**Aim of the task**
Read through the data and report every line in which the word "Temperature" occurs.

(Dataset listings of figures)
— start —

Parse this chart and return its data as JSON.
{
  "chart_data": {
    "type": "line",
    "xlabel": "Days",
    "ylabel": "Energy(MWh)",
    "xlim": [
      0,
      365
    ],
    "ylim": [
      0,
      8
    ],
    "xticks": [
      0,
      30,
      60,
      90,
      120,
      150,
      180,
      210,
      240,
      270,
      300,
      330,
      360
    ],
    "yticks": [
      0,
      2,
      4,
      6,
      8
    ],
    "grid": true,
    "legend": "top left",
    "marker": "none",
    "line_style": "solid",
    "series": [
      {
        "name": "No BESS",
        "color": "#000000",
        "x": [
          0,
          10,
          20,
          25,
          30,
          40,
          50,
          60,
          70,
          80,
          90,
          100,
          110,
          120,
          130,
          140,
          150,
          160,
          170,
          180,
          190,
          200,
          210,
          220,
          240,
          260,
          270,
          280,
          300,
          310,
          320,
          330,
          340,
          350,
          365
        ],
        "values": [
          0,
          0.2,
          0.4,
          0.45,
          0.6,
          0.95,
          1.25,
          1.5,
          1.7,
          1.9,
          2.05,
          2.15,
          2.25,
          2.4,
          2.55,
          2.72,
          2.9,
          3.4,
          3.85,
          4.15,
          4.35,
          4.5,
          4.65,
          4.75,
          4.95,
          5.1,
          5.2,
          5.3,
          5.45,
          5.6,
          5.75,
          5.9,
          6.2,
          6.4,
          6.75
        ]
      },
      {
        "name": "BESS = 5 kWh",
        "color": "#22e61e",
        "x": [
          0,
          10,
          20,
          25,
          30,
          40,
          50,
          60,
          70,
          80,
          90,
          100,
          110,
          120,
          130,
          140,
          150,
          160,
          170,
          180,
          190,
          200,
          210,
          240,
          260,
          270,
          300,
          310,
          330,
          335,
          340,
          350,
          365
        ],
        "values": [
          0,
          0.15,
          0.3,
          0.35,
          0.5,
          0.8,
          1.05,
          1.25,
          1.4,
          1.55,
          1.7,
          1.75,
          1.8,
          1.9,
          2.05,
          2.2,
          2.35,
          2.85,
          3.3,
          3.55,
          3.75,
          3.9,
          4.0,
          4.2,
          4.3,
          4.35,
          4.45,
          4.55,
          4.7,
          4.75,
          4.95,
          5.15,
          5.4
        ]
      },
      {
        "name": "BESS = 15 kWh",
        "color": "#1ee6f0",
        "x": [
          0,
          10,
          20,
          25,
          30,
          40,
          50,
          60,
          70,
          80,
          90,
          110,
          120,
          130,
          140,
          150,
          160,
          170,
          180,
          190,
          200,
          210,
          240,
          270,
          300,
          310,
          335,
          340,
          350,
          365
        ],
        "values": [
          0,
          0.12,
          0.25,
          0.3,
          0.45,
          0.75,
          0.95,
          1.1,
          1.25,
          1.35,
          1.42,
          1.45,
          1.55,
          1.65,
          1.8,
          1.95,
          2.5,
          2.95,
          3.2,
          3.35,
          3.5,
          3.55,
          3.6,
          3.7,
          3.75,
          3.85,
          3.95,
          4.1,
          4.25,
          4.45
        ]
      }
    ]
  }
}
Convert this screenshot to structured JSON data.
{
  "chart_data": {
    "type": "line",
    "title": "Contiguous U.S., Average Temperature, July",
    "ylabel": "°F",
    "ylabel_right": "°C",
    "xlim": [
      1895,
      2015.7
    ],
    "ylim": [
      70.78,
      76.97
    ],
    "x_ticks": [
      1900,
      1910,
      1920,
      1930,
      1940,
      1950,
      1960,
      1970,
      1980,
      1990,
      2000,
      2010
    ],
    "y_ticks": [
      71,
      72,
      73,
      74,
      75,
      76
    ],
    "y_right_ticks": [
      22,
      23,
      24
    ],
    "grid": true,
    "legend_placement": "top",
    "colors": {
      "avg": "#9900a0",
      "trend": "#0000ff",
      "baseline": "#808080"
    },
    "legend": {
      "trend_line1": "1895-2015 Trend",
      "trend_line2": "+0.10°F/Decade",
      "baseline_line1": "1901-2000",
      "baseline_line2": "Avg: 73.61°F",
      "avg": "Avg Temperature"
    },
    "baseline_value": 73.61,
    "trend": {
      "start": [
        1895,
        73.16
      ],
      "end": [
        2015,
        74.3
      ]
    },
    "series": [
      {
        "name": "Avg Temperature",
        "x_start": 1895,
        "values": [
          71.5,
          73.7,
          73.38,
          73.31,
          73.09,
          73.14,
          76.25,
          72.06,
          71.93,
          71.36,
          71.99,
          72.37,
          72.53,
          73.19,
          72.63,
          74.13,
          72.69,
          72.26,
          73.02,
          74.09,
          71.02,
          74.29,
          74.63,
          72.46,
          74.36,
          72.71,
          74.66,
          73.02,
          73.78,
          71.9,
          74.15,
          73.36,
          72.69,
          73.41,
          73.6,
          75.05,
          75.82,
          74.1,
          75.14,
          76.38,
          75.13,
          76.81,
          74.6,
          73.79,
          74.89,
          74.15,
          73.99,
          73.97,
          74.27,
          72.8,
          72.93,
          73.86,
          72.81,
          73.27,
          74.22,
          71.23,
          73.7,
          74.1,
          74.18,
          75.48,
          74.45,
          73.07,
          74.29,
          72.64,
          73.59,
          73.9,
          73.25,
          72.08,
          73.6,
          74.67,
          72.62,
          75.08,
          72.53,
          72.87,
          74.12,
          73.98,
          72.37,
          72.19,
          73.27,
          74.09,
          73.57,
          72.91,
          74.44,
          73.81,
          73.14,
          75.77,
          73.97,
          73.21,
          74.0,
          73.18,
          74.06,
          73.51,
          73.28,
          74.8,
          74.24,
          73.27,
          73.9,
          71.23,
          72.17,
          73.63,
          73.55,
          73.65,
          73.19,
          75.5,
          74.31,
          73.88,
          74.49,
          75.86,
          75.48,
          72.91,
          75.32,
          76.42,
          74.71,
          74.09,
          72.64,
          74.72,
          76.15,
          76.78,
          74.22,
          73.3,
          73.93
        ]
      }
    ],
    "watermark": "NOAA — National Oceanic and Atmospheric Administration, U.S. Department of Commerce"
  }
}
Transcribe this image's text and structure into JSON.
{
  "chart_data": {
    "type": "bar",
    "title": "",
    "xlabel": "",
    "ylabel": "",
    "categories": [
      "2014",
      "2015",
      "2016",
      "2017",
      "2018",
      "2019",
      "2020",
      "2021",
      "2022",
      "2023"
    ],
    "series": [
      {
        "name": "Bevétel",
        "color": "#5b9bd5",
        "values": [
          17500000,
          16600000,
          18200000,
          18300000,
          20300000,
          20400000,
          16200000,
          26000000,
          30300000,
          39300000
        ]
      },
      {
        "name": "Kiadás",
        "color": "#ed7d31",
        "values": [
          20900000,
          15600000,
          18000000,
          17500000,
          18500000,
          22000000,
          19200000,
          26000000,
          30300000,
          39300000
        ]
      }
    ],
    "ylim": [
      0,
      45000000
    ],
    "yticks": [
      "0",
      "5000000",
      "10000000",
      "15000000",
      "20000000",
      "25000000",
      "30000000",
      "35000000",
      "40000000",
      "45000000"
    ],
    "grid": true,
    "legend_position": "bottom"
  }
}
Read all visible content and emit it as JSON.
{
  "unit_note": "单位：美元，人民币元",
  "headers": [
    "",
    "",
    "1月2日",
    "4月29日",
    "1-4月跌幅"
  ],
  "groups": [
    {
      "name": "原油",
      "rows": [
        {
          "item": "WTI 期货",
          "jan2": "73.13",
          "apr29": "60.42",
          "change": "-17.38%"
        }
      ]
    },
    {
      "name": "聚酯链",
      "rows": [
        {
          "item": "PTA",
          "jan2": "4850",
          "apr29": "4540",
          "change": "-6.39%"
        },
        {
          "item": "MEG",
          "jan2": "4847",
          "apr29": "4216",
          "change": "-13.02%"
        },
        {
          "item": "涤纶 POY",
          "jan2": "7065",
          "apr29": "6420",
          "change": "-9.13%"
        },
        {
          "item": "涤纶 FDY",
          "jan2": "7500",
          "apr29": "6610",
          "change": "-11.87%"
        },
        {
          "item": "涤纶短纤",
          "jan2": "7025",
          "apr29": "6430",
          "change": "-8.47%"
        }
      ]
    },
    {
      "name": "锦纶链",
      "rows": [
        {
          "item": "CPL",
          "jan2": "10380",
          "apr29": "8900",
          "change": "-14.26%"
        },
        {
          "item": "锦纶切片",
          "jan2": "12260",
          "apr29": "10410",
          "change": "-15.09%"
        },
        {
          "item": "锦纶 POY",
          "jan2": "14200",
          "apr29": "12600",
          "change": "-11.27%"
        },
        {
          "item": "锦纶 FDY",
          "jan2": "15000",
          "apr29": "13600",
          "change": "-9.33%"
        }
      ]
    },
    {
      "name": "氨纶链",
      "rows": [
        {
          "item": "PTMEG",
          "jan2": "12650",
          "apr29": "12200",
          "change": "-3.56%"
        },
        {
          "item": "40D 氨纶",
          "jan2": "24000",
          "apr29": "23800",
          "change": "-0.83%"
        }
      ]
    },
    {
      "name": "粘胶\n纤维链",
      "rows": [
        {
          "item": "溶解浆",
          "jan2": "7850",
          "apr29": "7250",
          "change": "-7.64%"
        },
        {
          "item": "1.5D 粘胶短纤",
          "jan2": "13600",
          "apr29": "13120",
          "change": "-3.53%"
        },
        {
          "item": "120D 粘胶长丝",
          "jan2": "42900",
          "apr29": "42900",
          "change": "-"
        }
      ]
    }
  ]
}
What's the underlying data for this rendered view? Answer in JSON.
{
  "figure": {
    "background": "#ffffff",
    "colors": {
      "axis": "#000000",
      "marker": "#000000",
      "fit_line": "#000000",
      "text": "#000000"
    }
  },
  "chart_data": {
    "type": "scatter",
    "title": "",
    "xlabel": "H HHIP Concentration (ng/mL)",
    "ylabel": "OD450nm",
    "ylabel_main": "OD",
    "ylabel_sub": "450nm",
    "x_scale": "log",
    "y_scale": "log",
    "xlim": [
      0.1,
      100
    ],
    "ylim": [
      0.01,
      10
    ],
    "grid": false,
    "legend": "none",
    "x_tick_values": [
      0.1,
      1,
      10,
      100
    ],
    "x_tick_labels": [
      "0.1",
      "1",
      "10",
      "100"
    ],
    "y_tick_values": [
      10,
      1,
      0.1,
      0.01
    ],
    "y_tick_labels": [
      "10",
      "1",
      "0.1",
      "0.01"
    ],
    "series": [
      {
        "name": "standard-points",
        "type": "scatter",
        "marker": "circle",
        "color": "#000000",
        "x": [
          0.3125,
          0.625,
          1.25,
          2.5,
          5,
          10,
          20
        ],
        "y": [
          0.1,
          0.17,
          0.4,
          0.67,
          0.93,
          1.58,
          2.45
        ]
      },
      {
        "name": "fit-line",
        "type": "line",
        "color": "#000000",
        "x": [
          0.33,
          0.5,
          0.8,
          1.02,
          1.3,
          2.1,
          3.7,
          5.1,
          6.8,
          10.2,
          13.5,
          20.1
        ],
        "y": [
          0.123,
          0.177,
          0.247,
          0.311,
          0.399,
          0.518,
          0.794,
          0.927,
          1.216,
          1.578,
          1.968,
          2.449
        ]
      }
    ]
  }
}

— end —

**Answer in full**
    "title": "Contiguous U.S., Average Temperature, July",
      "avg": "Avg Temperature"
        "name": "Avg Temperature",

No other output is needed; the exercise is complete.